→ **PROVIDED DATA**:
▶

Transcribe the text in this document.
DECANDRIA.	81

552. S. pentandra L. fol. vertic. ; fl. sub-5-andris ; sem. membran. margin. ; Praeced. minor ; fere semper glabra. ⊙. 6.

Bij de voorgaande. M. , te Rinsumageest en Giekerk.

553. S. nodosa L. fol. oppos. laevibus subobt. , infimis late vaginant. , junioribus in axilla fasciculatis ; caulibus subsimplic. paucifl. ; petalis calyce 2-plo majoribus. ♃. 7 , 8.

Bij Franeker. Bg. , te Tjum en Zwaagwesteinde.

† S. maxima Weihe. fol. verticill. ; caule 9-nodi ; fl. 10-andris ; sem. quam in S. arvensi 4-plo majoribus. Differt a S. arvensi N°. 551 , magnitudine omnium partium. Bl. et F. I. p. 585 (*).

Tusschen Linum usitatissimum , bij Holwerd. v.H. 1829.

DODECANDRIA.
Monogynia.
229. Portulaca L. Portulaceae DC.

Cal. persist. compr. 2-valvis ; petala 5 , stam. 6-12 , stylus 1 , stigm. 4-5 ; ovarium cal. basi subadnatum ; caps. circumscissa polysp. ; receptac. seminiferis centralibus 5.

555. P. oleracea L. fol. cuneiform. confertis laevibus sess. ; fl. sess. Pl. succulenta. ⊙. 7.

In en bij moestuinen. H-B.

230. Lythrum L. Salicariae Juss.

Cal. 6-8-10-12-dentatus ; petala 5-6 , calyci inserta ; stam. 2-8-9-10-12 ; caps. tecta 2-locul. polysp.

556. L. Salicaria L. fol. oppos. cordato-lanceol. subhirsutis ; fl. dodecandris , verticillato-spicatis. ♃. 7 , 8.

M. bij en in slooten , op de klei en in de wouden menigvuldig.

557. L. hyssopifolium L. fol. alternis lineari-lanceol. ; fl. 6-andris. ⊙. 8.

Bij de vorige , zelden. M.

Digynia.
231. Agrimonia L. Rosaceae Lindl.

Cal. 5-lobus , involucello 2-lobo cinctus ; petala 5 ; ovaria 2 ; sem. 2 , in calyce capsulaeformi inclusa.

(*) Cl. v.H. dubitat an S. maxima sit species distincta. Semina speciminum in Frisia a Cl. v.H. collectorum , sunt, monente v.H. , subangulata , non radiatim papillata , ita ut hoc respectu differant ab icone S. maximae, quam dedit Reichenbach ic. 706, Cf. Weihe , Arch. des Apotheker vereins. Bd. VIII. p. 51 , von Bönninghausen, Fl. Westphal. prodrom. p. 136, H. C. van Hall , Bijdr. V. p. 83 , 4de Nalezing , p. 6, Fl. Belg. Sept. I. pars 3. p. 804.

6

◀

→ **AIM**: Take the entries above and transcribe them exactly.

→ **WORKED SOLUTION**:
Transcribe the text in this document.
DECANDRIA.	81

552. S. pentandra L. fol. vertic. ; fl. sub-5-andris ; sem. membran. margin. ; Praeced. minor ; fere semper glabra. ⊙. 6.

Bij de voorgaande. M. , te Rinsumageest en Giekerk.

553. S. nodosa L. fol. oppos. laevibus subobt. , infimis late vaginant. , junioribus in axilla fasciculatis ; caulibus subsimplic. paucifl. ; petalis calyce 2-plo majoribus. ♃. 7 , 8.

Bij Franeker. Bg. , te Tjum en Zwaagwesteinde.

† S. maxima Weihe. fol. verticill. ; caule 9-nodi ; fl. 10-andris ; sem. quam in S. arvensi 4-plo majoribus. Differt a S. arvensi N°. 551 , magnitudine omnium partium. Bl. et F. I. p. 585 (*).

Tusschen Linum usitatissimum , bij Holwerd. v.H. 1829.

DODECANDRIA.
Monogynia.
229. Portulaca L. Portulaceae DC.

Cal. persist. compr. 2-valvis ; petala 5 , stam. 6-12 , stylus 1 , stigm. 4-5 ; ovarium cal. basi subadnatum ; caps. circumscissa polysp. ; receptac. seminiferis centralibus 5.

555. P. oleracea L. fol. cuneiform. confertis laevibus sess. ; fl. sess. Pl. succulenta. ⊙. 7.

In en bij moestuinen. H-B.

230. Lythrum L. Salicariae Juss.

Cal. 6-8-10-12-dentatus ; petala 5-6 , calyci inserta ; stam. 2-8-9-10-12 ; caps. tecta 2-locul. polysp.

556. L. Salicaria L. fol. oppos. cordato-lanceol. subhirsutis ; fl. dodecandris , verticillato-spicatis. ♃. 7 , 8.

M. bij en in slooten , op de klei en in de wouden menigvuldig.

557. L. hyssopifolium L. fol. alternis lineari-lanceol. ; fl. 6-andris. ⊙. 8.

Bij de vorige , zelden. M.

Digynia.
231. Agrimonia L. Rosaceae Lindl.

Cal. 5-lobus , involucello 2-lobo cinctus ; petala 5 ; ovaria 2 ; sem. 2 , in calyce capsulaeformi inclusa.

(*) Cl. v.H. dubitat an S. maxima sit species distincta. Semina speciminum in Frisia a Cl. v.H. collectorum , sunt, monente v.H. , subangulata , non radiatim papillata , ita ut hoc respectu differant ab icone S. maximae, quam dedit Reichenbach ic. 706, Cf. Weihe , Arch. des Apotheker vereins. Bd. VIII. p. 51 , von Bönninghausen, Fl. Westphal. prodrom. p. 136, H. C. van Hall , Bijdr. V. p. 83 , 4de Nalezing , p. 6, Fl. Belg. Sept. I. pars 3. p. 804.

6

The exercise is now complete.